ROWS:
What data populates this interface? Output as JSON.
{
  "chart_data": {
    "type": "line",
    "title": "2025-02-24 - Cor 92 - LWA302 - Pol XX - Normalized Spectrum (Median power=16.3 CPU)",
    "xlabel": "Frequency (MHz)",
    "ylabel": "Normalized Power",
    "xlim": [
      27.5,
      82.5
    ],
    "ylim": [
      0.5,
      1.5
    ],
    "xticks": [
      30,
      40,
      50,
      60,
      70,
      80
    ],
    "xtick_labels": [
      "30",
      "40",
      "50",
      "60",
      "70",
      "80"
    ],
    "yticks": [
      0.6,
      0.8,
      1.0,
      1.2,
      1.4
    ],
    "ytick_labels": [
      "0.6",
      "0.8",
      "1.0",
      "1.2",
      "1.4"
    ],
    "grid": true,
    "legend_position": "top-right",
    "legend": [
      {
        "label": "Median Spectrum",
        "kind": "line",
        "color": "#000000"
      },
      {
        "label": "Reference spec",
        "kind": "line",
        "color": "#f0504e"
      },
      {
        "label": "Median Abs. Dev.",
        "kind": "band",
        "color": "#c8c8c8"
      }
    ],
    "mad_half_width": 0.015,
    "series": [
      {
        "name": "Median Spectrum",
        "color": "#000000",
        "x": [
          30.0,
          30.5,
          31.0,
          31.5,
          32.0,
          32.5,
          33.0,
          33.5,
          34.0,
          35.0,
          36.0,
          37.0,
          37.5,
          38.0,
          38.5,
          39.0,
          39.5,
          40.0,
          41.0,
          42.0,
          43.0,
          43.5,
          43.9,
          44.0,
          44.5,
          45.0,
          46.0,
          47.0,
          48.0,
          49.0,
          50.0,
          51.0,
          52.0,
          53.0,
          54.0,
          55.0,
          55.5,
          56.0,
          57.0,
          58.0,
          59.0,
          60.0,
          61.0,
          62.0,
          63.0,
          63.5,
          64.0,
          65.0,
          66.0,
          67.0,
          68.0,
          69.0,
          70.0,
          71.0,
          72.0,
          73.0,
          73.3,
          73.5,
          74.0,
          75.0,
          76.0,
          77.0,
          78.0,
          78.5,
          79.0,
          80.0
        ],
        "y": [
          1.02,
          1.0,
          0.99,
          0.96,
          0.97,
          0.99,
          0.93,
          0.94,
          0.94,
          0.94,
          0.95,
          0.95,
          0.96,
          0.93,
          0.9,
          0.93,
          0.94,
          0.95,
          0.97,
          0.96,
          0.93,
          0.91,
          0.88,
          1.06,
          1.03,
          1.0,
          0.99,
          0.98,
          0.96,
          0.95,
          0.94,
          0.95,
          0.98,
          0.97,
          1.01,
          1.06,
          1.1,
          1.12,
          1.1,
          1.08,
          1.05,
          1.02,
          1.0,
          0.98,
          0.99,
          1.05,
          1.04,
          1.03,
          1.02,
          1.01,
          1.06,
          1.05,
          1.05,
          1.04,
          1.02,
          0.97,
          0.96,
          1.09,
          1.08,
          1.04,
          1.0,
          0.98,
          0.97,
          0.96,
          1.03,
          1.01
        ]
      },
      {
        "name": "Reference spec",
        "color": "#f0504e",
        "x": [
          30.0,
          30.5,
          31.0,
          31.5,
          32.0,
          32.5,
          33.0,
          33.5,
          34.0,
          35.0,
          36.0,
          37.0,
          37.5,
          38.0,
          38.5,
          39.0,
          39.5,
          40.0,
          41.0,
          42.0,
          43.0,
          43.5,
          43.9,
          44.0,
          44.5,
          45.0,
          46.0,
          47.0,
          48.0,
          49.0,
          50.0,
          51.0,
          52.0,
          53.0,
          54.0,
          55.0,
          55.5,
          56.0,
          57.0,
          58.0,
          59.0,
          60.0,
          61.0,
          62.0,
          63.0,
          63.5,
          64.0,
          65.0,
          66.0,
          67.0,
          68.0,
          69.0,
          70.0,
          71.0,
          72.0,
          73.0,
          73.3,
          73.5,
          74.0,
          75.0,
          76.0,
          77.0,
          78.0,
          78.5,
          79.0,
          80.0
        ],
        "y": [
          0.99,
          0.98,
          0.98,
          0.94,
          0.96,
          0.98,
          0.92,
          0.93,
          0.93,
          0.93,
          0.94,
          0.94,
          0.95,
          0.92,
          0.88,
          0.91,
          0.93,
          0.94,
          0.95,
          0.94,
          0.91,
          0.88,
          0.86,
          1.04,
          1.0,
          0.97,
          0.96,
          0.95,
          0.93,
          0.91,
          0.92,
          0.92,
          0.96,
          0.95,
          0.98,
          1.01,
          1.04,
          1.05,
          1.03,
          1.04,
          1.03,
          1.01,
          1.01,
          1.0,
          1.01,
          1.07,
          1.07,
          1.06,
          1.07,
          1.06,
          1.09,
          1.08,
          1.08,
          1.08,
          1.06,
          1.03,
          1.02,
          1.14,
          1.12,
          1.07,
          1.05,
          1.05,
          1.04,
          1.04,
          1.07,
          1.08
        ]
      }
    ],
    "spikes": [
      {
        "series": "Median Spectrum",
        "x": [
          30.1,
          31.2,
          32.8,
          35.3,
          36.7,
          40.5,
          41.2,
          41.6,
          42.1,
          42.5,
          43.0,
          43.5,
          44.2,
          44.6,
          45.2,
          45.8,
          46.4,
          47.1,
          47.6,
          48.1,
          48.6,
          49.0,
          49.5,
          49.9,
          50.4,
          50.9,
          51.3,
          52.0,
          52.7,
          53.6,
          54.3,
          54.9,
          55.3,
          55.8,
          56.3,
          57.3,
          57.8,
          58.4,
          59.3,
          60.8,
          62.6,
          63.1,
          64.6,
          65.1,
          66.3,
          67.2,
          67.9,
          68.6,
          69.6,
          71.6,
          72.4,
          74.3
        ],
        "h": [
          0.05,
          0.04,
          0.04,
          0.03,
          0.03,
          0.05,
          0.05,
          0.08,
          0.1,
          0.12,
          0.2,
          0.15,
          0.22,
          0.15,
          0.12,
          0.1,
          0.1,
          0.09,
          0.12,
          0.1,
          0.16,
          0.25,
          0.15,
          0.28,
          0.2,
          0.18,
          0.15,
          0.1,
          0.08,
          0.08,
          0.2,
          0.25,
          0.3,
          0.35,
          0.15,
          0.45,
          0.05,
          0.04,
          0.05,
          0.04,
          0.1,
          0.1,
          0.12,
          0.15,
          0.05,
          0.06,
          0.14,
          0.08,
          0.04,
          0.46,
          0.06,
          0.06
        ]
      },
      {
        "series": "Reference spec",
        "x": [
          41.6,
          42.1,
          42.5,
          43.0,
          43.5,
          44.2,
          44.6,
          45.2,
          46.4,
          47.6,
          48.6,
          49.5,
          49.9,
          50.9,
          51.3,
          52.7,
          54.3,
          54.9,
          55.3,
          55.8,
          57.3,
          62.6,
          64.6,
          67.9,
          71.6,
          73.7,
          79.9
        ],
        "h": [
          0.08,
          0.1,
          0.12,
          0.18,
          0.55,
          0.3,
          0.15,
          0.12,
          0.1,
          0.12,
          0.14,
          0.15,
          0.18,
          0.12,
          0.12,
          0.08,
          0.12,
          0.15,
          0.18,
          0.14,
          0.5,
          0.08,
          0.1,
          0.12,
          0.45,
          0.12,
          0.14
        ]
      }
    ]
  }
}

EXERCISE DETAILS: Extract the entries above verbatim.

ANSWER BELOW:
What data populates this interface? Output as JSON.
{
  "chart_data": {
    "type": "line",
    "title": "2025-02-24 - Cor 92 - LWA302 - Pol XX - Normalized Spectrum (Median power=16.3 CPU)",
    "xlabel": "Frequency (MHz)",
    "ylabel": "Normalized Power",
    "xlim": [
      27.5,
      82.5
    ],
    "ylim": [
      0.5,
      1.5
    ],
    "xticks": [
      30,
      40,
      50,
      60,
      70,
      80
    ],
    "xtick_labels": [
      "30",
      "40",
      "50",
      "60",
      "70",
      "80"
    ],
    "yticks": [
      0.6,
      0.8,
      1.0,
      1.2,
      1.4
    ],
    "ytick_labels": [
      "0.6",
      "0.8",
      "1.0",
      "1.2",
      "1.4"
    ],
    "grid": true,
    "legend_position": "top-right",
    "legend": [
      {
        "label": "Median Spectrum",
        "kind": "line",
        "color": "#000000"
      },
      {
        "label": "Reference spec",
        "kind": "line",
        "color": "#f0504e"
      },
      {
        "label": "Median Abs. Dev.",
        "kind": "band",
        "color": "#c8c8c8"
      }
    ],
    "mad_half_width": 0.015,
    "series": [
      {
        "name": "Median Spectrum",
        "color": "#000000",
        "x": [
          30.0,
          30.5,
          31.0,
          31.5,
          32.0,
          32.5,
          33.0,
          33.5,
          34.0,
          35.0,
          36.0,
          37.0,
          37.5,
          38.0,
          38.5,
          39.0,
          39.5,
          40.0,
          41.0,
          42.0,
          43.0,
          43.5,
          43.9,
          44.0,
          44.5,
          45.0,
          46.0,
          47.0,
          48.0,
          49.0,
          50.0,
          51.0,
          52.0,
          53.0,
          54.0,
          55.0,
          55.5,
          56.0,
          57.0,
          58.0,
          59.0,
          60.0,
          61.0,
          62.0,
          63.0,
          63.5,
          64.0,
          65.0,
          66.0,
          67.0,
          68.0,
          69.0,
          70.0,
          71.0,
          72.0,
          73.0,
          73.3,
          73.5,
          74.0,
          75.0,
          76.0,
          77.0,
          78.0,
          78.5,
          79.0,
          80.0
        ],
        "y": [
          1.02,
          1.0,
          0.99,
          0.96,
          0.97,
          0.99,
          0.93,
          0.94,
          0.94,
          0.94,
          0.95,
          0.95,
          0.96,
          0.93,
          0.9,
          0.93,
          0.94,
          0.95,
          0.97,
          0.96,
          0.93,
          0.91,
          0.88,
          1.06,
          1.03,
          1.0,
          0.99,
          0.98,
          0.96,
          0.95,
          0.94,
          0.95,
          0.98,
          0.97,
          1.01,
          1.06,
          1.1,
          1.12,
          1.1,
          1.08,
          1.05,
          1.02,
          1.0,
          0.98,
          0.99,
          1.05,
          1.04,
          1.03,
          1.02,
          1.01,
          1.06,
          1.05,
          1.05,
          1.04,
          1.02,
          0.97,
          0.96,
          1.09,
          1.08,
          1.04,
          1.0,
          0.98,
          0.97,
          0.96,
          1.03,
          1.01
        ]
      },
      {
        "name": "Reference spec",
        "color": "#f0504e",
        "x": [
          30.0,
          30.5,
          31.0,
          31.5,
          32.0,
          32.5,
          33.0,
          33.5,
          34.0,
          35.0,
          36.0,
          37.0,
          37.5,
          38.0,
          38.5,
          39.0,
          39.5,
          40.0,
          41.0,
          42.0,
          43.0,
          43.5,
          43.9,
          44.0,
          44.5,
          45.0,
          46.0,
          47.0,
          48.0,
          49.0,
          50.0,
          51.0,
          52.0,
          53.0,
          54.0,
          55.0,
          55.5,
          56.0,
          57.0,
          58.0,
          59.0,
          60.0,
          61.0,
          62.0,
          63.0,
          63.5,
          64.0,
          65.0,
          66.0,
          67.0,
          68.0,
          69.0,
          70.0,
          71.0,
          72.0,
          73.0,
          73.3,
          73.5,
          74.0,
          75.0,
          76.0,
          77.0,
          78.0,
          78.5,
          79.0,
          80.0
        ],
        "y": [
          0.99,
          0.98,
          0.98,
          0.94,
          0.96,
          0.98,
          0.92,
          0.93,
          0.93,
          0.93,
          0.94,
          0.94,
          0.95,
          0.92,
          0.88,
          0.91,
          0.93,
          0.94,
          0.95,
          0.94,
          0.91,
          0.88,
          0.86,
          1.04,
          1.0,
          0.97,
          0.96,
          0.95,
          0.93,
          0.91,
          0.92,
          0.92,
          0.96,
          0.95,
          0.98,
          1.01,
          1.04,
          1.05,
          1.03,
          1.04,
          1.03,
          1.01,
          1.01,
          1.0,
          1.01,
          1.07,
          1.07,
          1.06,
          1.07,
          1.06,
          1.09,
          1.08,
          1.08,
          1.08,
          1.06,
          1.03,
          1.02,
          1.14,
          1.12,
          1.07,
          1.05,
          1.05,
          1.04,
          1.04,
          1.07,
          1.08
        ]
      }
    ],
    "spikes": [
      {
        "series": "Median Spectrum",
        "x": [
          30.1,
          31.2,
          32.8,
          35.3,
          36.7,
          40.5,
          41.2,
          41.6,
          42.1,
          42.5,
          43.0,
          43.5,
          44.2,
          44.6,
          45.2,
          45.8,
          46.4,
          47.1,
          47.6,
          48.1,
          48.6,
          49.0,
          49.5,
          49.9,
          50.4,
          50.9,
          51.3,
          52.0,
          52.7,
          53.6,
          54.3,
          54.9,
          55.3,
          55.8,
          56.3,
          57.3,
          57.8,
          58.4,
          59.3,
          60.8,
          62.6,
          63.1,
          64.6,
          65.1,
          66.3,
          67.2,
          67.9,
          68.6,
          69.6,
          71.6,
          72.4,
          74.3
        ],
        "h": [
          0.05,
          0.04,
          0.04,
          0.03,
          0.03,
          0.05,
          0.05,
          0.08,
          0.1,
          0.12,
          0.2,
          0.15,
          0.22,
          0.15,
          0.12,
          0.1,
          0.1,
          0.09,
          0.12,
          0.1,
          0.16,
          0.25,
          0.15,
          0.28,
          0.2,
          0.18,
          0.15,
          0.1,
          0.08,
          0.08,
          0.2,
          0.25,
          0.3,
          0.35,
          0.15,
          0.45,
          0.05,
          0.04,
          0.05,
          0.04,
          0.1,
          0.1,
          0.12,
          0.15,
          0.05,
          0.06,
          0.14,
          0.08,
          0.04,
          0.46,
          0.06,
          0.06
        ]
      },
      {
        "series": "Reference spec",
        "x": [
          41.6,
          42.1,
          42.5,
          43.0,
          43.5,
          44.2,
          44.6,
          45.2,
          46.4,
          47.6,
          48.6,
          49.5,
          49.9,
          50.9,
          51.3,
          52.7,
          54.3,
          54.9,
          55.3,
          55.8,
          57.3,
          62.6,
          64.6,
          67.9,
          71.6,
          73.7,
          79.9
        ],
        "h": [
          0.08,
          0.1,
          0.12,
          0.18,
          0.55,
          0.3,
          0.15,
          0.12,
          0.1,
          0.12,
          0.14,
          0.15,
          0.18,
          0.12,
          0.12,
          0.08,
          0.12,
          0.15,
          0.18,
          0.14,
          0.5,
          0.08,
          0.1,
          0.12,
          0.45,
          0.12,
          0.14
        ]
      }
    ]
  }
}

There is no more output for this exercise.